■ **WHAT TO PRODUCE**
Repeat what the lines below say, word for word, and skip every image.

■ **SUPPLIED RECORDS**
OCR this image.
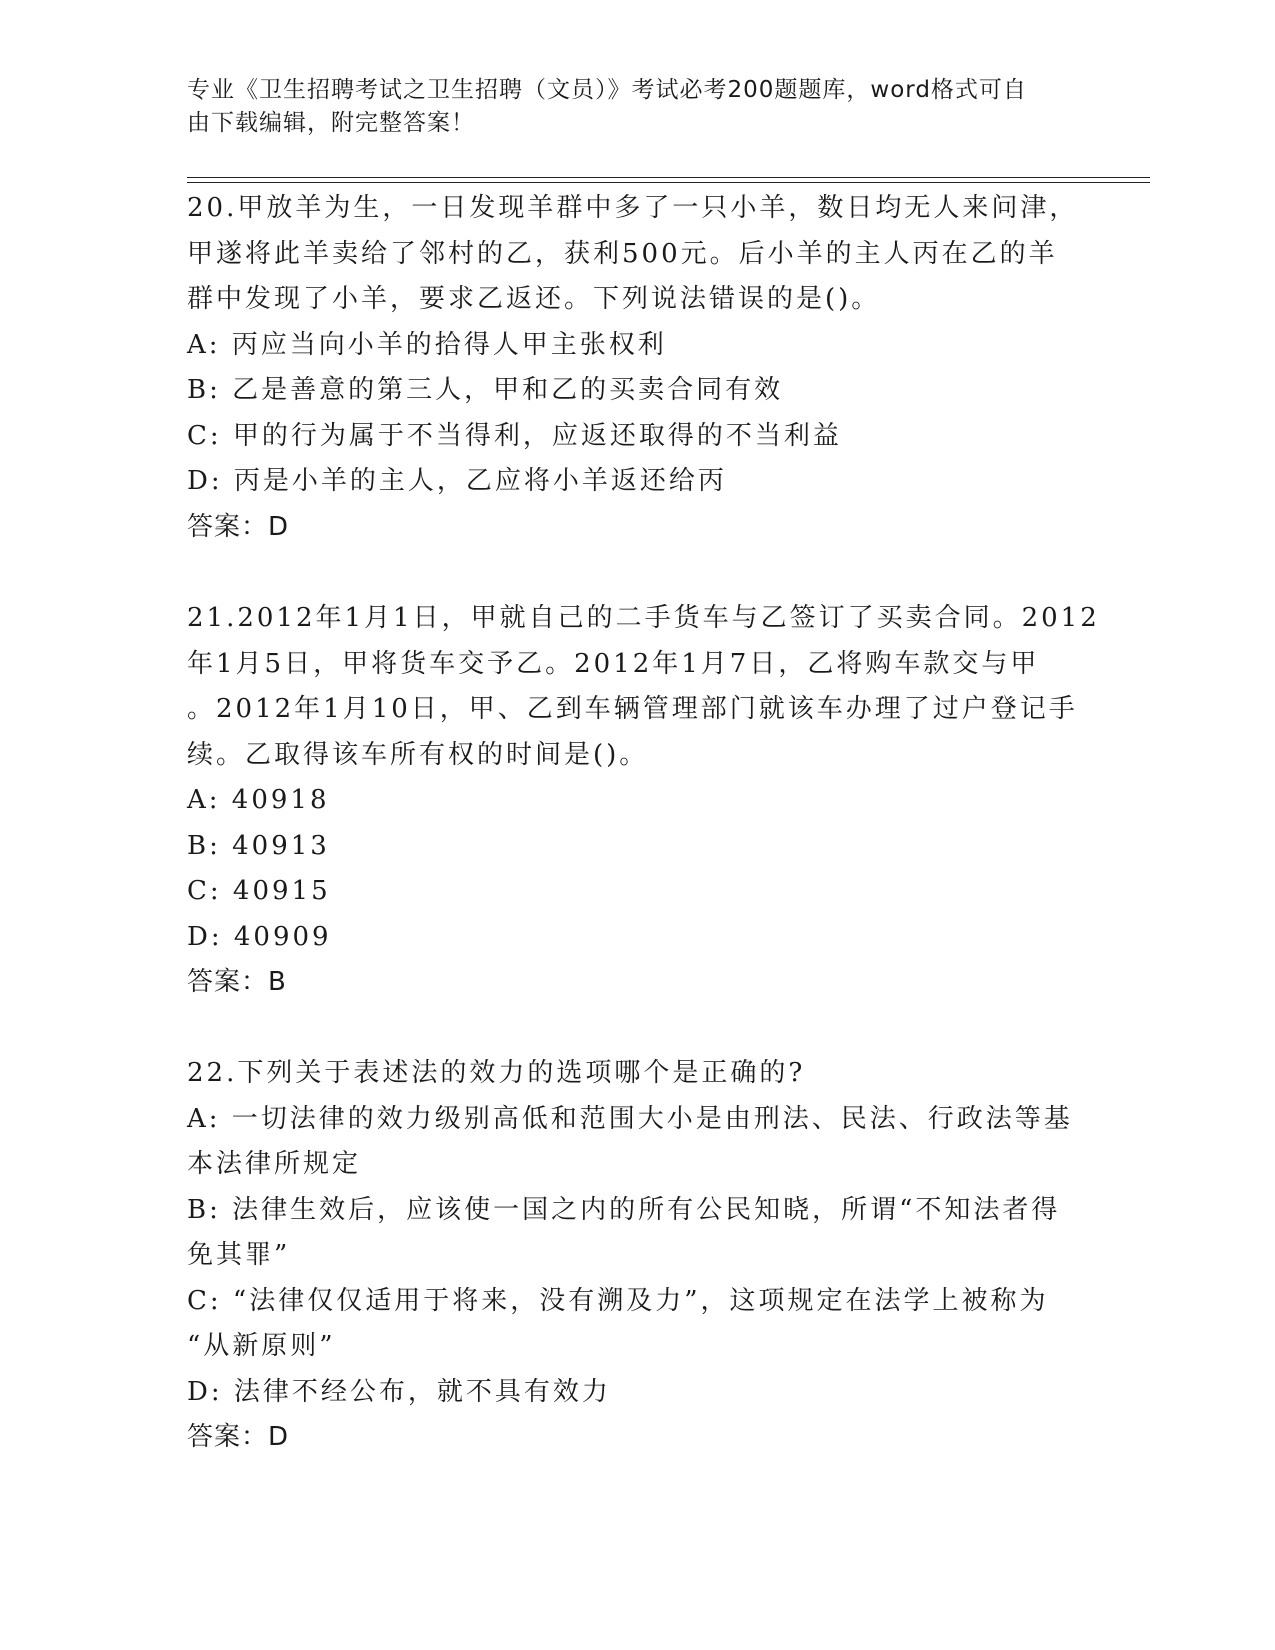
专业《卫生招聘考试之卫生招聘（文员）》考试必考200题题库，word格式可自
由下载编辑，附完整答案！
20.甲放羊为生，一日发现羊群中多了一只小羊，数日均无人来问津，
甲遂将此羊卖给了邻村的乙，获利500元。后小羊的主人丙在乙的羊
群中发现了小羊，要求乙返还。下列说法错误的是()。
A: 丙应当向小羊的拾得人甲主张权利
B: 乙是善意的第三人，甲和乙的买卖合同有效
C: 甲的行为属于不当得利，应返还取得的不当利益
D: 丙是小羊的主人，乙应将小羊返还给丙
答案：D
21.2012年1月1日，甲就自己的二手货车与乙签订了买卖合同。2012
年1月5日，甲将货车交予乙。2012年1月7日，乙将购车款交与甲
。2012年1月10日，甲、乙到车辆管理部门就该车办理了过户登记手
续。乙取得该车所有权的时间是()。
A: 40918
B: 40913
C: 40915
D: 40909
答案：B
22.下列关于表述法的效力的选项哪个是正确的?
A: 一切法律的效力级别高低和范围大小是由刑法、民法、行政法等基
本法律所规定
B: 法律生效后，应该使一国之内的所有公民知晓，所谓“不知法者得
免其罪”
C: “法律仅仅适用于将来，没有溯及力”，这项规定在法学上被称为
“从新原则”
D: 法律不经公布，就不具有效力
答案：D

■ **COMPLETE OUTPUT**
OCR this image.
专业《卫生招聘考试之卫生招聘（文员）》考试必考200题题库，word格式可自
由下载编辑，附完整答案！
20.甲放羊为生，一日发现羊群中多了一只小羊，数日均无人来问津，
甲遂将此羊卖给了邻村的乙，获利500元。后小羊的主人丙在乙的羊
群中发现了小羊，要求乙返还。下列说法错误的是()。
A: 丙应当向小羊的拾得人甲主张权利
B: 乙是善意的第三人，甲和乙的买卖合同有效
C: 甲的行为属于不当得利，应返还取得的不当利益
D: 丙是小羊的主人，乙应将小羊返还给丙
答案：D
21.2012年1月1日，甲就自己的二手货车与乙签订了买卖合同。2012
年1月5日，甲将货车交予乙。2012年1月7日，乙将购车款交与甲
。2012年1月10日，甲、乙到车辆管理部门就该车办理了过户登记手
续。乙取得该车所有权的时间是()。
A: 40918
B: 40913
C: 40915
D: 40909
答案：B
22.下列关于表述法的效力的选项哪个是正确的?
A: 一切法律的效力级别高低和范围大小是由刑法、民法、行政法等基
本法律所规定
B: 法律生效后，应该使一国之内的所有公民知晓，所谓“不知法者得
免其罪”
C: “法律仅仅适用于将来，没有溯及力”，这项规定在法学上被称为
“从新原则”
D: 法律不经公布，就不具有效力
答案：D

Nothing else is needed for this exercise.